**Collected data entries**
----------------

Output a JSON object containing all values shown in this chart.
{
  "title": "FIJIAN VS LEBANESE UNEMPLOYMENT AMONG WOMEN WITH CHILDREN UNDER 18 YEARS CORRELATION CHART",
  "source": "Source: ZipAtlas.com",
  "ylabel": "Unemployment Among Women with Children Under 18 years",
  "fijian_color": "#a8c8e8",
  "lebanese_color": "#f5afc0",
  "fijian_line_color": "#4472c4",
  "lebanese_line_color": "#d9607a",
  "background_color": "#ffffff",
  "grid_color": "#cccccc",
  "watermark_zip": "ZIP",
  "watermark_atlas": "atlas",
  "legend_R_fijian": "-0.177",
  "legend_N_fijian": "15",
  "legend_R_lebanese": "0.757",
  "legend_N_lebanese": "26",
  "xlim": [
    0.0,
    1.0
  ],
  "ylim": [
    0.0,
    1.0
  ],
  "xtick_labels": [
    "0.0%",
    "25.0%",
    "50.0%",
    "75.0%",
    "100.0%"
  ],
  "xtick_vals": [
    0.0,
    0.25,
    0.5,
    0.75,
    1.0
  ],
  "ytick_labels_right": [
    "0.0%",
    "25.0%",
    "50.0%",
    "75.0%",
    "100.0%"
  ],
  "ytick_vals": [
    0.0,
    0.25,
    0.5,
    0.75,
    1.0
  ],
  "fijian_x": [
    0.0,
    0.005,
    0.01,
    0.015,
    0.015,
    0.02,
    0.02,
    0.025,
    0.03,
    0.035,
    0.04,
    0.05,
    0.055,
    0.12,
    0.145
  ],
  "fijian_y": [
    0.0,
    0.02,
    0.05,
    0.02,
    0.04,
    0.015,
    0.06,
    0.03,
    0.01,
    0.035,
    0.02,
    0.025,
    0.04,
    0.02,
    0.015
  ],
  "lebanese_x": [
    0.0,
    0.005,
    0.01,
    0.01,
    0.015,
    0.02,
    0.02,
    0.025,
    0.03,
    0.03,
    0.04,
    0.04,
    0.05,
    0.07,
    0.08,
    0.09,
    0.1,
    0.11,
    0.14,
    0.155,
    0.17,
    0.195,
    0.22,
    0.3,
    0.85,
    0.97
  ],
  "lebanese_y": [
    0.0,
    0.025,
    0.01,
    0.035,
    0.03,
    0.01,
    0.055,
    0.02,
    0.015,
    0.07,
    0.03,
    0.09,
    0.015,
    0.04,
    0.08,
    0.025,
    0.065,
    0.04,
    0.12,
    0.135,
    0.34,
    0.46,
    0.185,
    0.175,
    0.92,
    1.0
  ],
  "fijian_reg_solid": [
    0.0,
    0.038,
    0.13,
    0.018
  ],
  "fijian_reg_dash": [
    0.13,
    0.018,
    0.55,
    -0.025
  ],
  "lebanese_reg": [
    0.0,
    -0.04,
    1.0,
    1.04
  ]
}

----------------

**Goal of the exercise**
Type the whole listing again, unaltered.

**Task result**
Output a JSON object containing all values shown in this chart.
{
  "title": "FIJIAN VS LEBANESE UNEMPLOYMENT AMONG WOMEN WITH CHILDREN UNDER 18 YEARS CORRELATION CHART",
  "source": "Source: ZipAtlas.com",
  "ylabel": "Unemployment Among Women with Children Under 18 years",
  "fijian_color": "#a8c8e8",
  "lebanese_color": "#f5afc0",
  "fijian_line_color": "#4472c4",
  "lebanese_line_color": "#d9607a",
  "background_color": "#ffffff",
  "grid_color": "#cccccc",
  "watermark_zip": "ZIP",
  "watermark_atlas": "atlas",
  "legend_R_fijian": "-0.177",
  "legend_N_fijian": "15",
  "legend_R_lebanese": "0.757",
  "legend_N_lebanese": "26",
  "xlim": [
    0.0,
    1.0
  ],
  "ylim": [
    0.0,
    1.0
  ],
  "xtick_labels": [
    "0.0%",
    "25.0%",
    "50.0%",
    "75.0%",
    "100.0%"
  ],
  "xtick_vals": [
    0.0,
    0.25,
    0.5,
    0.75,
    1.0
  ],
  "ytick_labels_right": [
    "0.0%",
    "25.0%",
    "50.0%",
    "75.0%",
    "100.0%"
  ],
  "ytick_vals": [
    0.0,
    0.25,
    0.5,
    0.75,
    1.0
  ],
  "fijian_x": [
    0.0,
    0.005,
    0.01,
    0.015,
    0.015,
    0.02,
    0.02,
    0.025,
    0.03,
    0.035,
    0.04,
    0.05,
    0.055,
    0.12,
    0.145
  ],
  "fijian_y": [
    0.0,
    0.02,
    0.05,
    0.02,
    0.04,
    0.015,
    0.06,
    0.03,
    0.01,
    0.035,
    0.02,
    0.025,
    0.04,
    0.02,
    0.015
  ],
  "lebanese_x": [
    0.0,
    0.005,
    0.01,
    0.01,
    0.015,
    0.02,
    0.02,
    0.025,
    0.03,
    0.03,
    0.04,
    0.04,
    0.05,
    0.07,
    0.08,
    0.09,
    0.1,
    0.11,
    0.14,
    0.155,
    0.17,
    0.195,
    0.22,
    0.3,
    0.85,
    0.97
  ],
  "lebanese_y": [
    0.0,
    0.025,
    0.01,
    0.035,
    0.03,
    0.01,
    0.055,
    0.02,
    0.015,
    0.07,
    0.03,
    0.09,
    0.015,
    0.04,
    0.08,
    0.025,
    0.065,
    0.04,
    0.12,
    0.135,
    0.34,
    0.46,
    0.185,
    0.175,
    0.92,
    1.0
  ],
  "fijian_reg_solid": [
    0.0,
    0.038,
    0.13,
    0.018
  ],
  "fijian_reg_dash": [
    0.13,
    0.018,
    0.55,
    -0.025
  ],
  "lebanese_reg": [
    0.0,
    -0.04,
    1.0,
    1.04
  ]
}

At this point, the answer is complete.